A prisão de 11 advogados e a condição de uma advogada foragida, durante uma operação conduzida pelo Ministério Público no Ceará, com desdobramentos também no estado de São Paulo, reacendem um dos debates mais delicados do sistema de Justiça brasileiro: o suposto uso da advocacia como instrumento para favorecer a atuação de organizações criminosas.
Segundo as investigações, os profissionais são suspeitos de integrar uma estrutura que teria utilizado prerrogativas da advocacia para facilitar a comunicação entre líderes de facções criminosas presos e integrantes que permaneciam em liberdade. A operação representa um importante avanço das ações de inteligência no enfrentamento ao crime organizado.
Nos últimos anos, as forças de segurança passaram a concentrar esforços não apenas na prisão de integrantes das facções, mas também na identificação de pessoas que, segundo as investigações, atuariam como elo para manter ativa a estrutura de comando das organizações criminosas. Caso as acusações sejam confirmadas pela Justiça, o episódio revelará uma grave distorção da função da advocacia, profissão indispensável à administração da Justiça e protegida por prerrogativas constitucionais justamente para garantir o direito de defesa do cidadão.

Dados brutos |
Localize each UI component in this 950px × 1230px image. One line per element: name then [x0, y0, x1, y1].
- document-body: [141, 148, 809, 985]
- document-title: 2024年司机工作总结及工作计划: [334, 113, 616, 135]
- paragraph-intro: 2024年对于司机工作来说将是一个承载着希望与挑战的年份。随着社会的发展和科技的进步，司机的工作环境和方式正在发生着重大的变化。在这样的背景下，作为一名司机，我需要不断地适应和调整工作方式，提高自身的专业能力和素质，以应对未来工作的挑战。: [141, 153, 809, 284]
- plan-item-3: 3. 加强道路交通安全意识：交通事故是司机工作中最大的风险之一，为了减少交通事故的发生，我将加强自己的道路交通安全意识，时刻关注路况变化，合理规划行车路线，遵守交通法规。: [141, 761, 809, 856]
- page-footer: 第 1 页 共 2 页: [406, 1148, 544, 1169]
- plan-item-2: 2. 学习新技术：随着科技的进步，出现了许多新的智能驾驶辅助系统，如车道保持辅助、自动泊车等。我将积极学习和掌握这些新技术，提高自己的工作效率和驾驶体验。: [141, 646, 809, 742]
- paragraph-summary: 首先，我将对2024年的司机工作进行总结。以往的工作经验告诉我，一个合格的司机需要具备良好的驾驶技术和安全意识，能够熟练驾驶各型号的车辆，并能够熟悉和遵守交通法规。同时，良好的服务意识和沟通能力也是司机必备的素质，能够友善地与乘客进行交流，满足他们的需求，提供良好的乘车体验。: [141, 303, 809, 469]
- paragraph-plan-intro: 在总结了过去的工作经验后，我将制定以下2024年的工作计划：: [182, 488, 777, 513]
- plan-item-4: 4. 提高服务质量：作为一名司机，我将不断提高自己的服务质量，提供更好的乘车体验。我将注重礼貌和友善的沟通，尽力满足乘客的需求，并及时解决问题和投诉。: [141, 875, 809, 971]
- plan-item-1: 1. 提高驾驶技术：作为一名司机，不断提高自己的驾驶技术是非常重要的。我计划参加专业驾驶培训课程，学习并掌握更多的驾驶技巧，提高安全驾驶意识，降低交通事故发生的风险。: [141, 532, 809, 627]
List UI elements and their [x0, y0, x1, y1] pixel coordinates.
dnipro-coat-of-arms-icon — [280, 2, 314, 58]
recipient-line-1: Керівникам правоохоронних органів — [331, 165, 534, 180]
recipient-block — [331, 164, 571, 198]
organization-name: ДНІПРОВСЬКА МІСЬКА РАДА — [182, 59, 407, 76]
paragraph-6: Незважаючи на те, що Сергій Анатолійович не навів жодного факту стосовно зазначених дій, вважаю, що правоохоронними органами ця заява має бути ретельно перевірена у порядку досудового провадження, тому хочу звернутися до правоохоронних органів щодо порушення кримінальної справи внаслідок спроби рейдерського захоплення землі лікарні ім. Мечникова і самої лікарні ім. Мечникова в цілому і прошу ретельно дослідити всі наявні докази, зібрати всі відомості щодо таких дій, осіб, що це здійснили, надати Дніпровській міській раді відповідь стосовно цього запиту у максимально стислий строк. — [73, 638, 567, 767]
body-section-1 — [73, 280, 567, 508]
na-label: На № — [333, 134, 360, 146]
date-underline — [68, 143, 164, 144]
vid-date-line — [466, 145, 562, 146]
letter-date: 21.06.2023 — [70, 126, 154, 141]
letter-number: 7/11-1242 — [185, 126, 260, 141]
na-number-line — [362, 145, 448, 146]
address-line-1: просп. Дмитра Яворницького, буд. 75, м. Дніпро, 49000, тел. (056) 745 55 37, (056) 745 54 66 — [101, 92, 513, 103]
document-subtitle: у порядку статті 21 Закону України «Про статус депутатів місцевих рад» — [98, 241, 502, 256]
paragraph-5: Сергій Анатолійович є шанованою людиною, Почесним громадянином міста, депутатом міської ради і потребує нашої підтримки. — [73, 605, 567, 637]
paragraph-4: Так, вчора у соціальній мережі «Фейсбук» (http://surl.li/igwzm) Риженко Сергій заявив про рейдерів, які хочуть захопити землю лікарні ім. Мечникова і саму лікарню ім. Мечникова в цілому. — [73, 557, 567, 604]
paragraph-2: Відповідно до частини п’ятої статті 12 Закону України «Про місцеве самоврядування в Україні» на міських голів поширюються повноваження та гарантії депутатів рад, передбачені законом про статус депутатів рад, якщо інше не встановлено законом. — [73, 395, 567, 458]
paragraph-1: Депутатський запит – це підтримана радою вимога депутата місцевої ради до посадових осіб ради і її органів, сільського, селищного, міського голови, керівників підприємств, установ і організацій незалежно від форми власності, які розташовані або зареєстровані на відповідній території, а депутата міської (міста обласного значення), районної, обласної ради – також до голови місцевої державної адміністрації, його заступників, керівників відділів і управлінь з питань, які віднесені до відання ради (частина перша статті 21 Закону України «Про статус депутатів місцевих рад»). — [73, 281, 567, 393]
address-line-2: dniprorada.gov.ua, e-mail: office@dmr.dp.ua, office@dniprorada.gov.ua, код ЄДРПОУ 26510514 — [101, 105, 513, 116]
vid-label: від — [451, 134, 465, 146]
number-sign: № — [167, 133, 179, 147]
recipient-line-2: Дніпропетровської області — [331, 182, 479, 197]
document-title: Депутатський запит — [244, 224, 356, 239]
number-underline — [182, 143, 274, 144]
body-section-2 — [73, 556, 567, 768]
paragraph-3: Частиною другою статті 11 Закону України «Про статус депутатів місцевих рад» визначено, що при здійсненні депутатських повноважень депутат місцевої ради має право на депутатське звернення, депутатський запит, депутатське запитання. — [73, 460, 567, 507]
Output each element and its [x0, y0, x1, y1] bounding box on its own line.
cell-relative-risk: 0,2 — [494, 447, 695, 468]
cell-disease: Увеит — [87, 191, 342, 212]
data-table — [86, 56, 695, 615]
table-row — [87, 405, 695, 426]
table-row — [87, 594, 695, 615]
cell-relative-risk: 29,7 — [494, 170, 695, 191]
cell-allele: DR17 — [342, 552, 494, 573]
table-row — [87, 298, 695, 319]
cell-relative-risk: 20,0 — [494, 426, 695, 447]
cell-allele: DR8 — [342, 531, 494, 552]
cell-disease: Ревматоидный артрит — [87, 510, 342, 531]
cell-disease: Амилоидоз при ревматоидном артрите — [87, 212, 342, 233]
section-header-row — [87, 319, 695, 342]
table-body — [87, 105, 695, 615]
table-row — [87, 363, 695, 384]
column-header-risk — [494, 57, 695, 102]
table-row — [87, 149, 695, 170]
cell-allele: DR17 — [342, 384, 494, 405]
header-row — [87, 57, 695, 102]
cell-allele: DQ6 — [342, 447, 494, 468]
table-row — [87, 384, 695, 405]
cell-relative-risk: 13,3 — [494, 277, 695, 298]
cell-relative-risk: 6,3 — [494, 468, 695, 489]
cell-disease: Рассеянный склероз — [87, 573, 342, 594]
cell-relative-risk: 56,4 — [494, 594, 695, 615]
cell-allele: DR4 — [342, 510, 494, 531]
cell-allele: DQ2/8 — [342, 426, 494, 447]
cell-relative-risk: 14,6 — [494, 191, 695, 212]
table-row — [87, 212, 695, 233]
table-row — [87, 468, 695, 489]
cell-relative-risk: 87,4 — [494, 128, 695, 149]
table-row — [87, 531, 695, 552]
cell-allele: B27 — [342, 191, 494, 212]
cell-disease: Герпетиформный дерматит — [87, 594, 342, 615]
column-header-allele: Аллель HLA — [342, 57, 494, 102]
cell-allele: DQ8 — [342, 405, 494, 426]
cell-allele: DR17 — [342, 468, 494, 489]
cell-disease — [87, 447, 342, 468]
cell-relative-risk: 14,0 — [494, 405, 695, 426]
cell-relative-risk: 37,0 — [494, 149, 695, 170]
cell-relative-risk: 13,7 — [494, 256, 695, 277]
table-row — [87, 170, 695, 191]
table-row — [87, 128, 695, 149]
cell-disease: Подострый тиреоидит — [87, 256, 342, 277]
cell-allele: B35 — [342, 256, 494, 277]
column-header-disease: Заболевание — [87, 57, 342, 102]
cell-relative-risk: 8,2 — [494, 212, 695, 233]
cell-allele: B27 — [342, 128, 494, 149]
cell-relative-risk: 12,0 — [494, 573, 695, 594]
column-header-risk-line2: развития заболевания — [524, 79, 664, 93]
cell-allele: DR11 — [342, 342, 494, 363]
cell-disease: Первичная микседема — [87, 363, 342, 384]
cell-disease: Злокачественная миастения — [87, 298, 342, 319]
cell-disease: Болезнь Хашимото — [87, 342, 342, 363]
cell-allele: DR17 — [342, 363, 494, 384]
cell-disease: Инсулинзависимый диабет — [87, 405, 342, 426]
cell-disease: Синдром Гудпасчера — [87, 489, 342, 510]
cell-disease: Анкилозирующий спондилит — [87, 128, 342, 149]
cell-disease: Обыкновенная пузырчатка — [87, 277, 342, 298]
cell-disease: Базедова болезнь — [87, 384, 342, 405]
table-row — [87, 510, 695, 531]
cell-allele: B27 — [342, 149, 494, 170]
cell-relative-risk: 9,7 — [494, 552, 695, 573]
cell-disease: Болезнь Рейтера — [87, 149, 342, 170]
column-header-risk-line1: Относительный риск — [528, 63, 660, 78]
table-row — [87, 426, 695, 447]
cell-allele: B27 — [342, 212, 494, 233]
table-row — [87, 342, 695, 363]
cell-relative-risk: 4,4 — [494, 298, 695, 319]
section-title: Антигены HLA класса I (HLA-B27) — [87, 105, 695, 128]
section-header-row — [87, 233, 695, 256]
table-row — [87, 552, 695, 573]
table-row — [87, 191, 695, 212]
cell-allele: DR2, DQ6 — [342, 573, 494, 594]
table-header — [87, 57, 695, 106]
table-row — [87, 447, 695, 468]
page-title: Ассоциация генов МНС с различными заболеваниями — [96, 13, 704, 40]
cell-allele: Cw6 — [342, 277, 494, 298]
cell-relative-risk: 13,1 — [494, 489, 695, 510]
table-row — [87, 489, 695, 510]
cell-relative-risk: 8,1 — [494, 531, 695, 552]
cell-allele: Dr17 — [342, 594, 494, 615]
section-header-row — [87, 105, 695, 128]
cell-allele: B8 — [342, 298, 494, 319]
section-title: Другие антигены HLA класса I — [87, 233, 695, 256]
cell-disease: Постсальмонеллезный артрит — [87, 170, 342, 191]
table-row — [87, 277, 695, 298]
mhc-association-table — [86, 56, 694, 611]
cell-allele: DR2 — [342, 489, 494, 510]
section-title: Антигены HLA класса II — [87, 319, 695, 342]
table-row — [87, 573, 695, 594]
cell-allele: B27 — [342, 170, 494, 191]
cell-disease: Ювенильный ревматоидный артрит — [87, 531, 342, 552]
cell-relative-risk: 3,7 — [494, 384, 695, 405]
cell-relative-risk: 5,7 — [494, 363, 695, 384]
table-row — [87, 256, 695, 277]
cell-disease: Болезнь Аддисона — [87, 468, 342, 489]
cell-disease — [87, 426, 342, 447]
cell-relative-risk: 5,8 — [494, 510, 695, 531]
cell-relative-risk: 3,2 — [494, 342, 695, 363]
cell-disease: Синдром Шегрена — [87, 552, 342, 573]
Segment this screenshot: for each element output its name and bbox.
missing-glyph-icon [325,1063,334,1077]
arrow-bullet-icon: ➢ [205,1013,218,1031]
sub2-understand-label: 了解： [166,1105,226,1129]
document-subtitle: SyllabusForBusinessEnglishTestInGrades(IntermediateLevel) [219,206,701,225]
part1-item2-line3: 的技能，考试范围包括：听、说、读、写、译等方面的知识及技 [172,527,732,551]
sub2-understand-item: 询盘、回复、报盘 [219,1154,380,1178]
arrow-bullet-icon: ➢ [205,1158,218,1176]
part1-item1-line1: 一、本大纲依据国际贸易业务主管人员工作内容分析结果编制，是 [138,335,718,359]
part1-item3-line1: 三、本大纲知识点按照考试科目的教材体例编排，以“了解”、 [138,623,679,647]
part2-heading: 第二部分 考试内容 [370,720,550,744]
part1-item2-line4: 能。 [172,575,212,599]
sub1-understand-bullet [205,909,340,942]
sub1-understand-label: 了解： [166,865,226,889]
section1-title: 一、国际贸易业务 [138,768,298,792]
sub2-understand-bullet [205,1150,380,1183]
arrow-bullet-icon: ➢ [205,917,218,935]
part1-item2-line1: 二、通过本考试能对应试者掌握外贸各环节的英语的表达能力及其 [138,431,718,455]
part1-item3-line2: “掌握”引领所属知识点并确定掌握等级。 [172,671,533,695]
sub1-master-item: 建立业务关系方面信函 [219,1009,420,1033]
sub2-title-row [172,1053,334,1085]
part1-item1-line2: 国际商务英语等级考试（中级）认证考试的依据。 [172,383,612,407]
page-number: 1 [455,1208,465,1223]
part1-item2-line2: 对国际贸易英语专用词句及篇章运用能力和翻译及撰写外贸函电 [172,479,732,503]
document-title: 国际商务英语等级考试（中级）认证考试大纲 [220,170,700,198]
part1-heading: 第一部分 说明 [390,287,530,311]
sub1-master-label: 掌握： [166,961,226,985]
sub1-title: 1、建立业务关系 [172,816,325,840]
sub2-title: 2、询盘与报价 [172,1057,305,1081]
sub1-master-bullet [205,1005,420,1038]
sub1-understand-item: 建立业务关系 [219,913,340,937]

Exercícios propostos |
A - Transcreva do texto sobre a prisão de advogados o trecho que começa em "Segundo as investigações, os" e segue até "defesa do cidadão.".
B - Com base no texto sobre a prisão de advogados, explique em uma a três frases por que a advocacia é protegida por prerrogativas constitucionais.
C - Dê prosseguimento ao texto sobre a prisão de advogados, escrevendo a parte seguinte a partir da última frase apresentada.

Respostas |
A -
Segundo as investigações, os profissionais são suspeitos de integrar uma estrutura que teria utilizado prerrogativas da advocacia para facilitar a comunicação entre líderes de facções criminosas presos e integrantes que permaneciam em liberdade. A operação representa um importante avanço das ações de inteligência no enfrentamento ao crime organizado.
Nos últimos anos, as forças de segurança passaram a concentrar esforços não apenas na prisão de integrantes das facções, mas também na identificação de pessoas que, segundo as investigações, atuariam como elo para manter ativa a estrutura de comando das organizações criminosas. Caso as acusações sejam confirmadas pela Justiça, o episódio revelará uma grave distorção da função da advocacia, profissão indispensável à administração da Justiça e protegida por prerrogativas constitucionais justamente para garantir o direito de defesa do cidadão.

B - A advocacia é protegida por prerrogativas constitucionais justamente para garantir o direito de defesa do cidadão.

C -
Modus Operandi: Os advogados extrapolavam o exercício da advocacia para transmitir ordens de chefes de facções presas (incluindo PCC e Comando Vermelho) para integrantes nas ruas.
Transmissão: As mensagens em linguagem codificada tratavam de expansão territorial, recrutamento, compra de armas e tráfico de drogas.
Alvos e Apreensões: Além dos advogados, a ação atingiu 17 líderes de organizações criminosas. Foram expedidos 29 mandados de prisão e bloqueados cerca de R$ 20 milhões das contas dos investigados.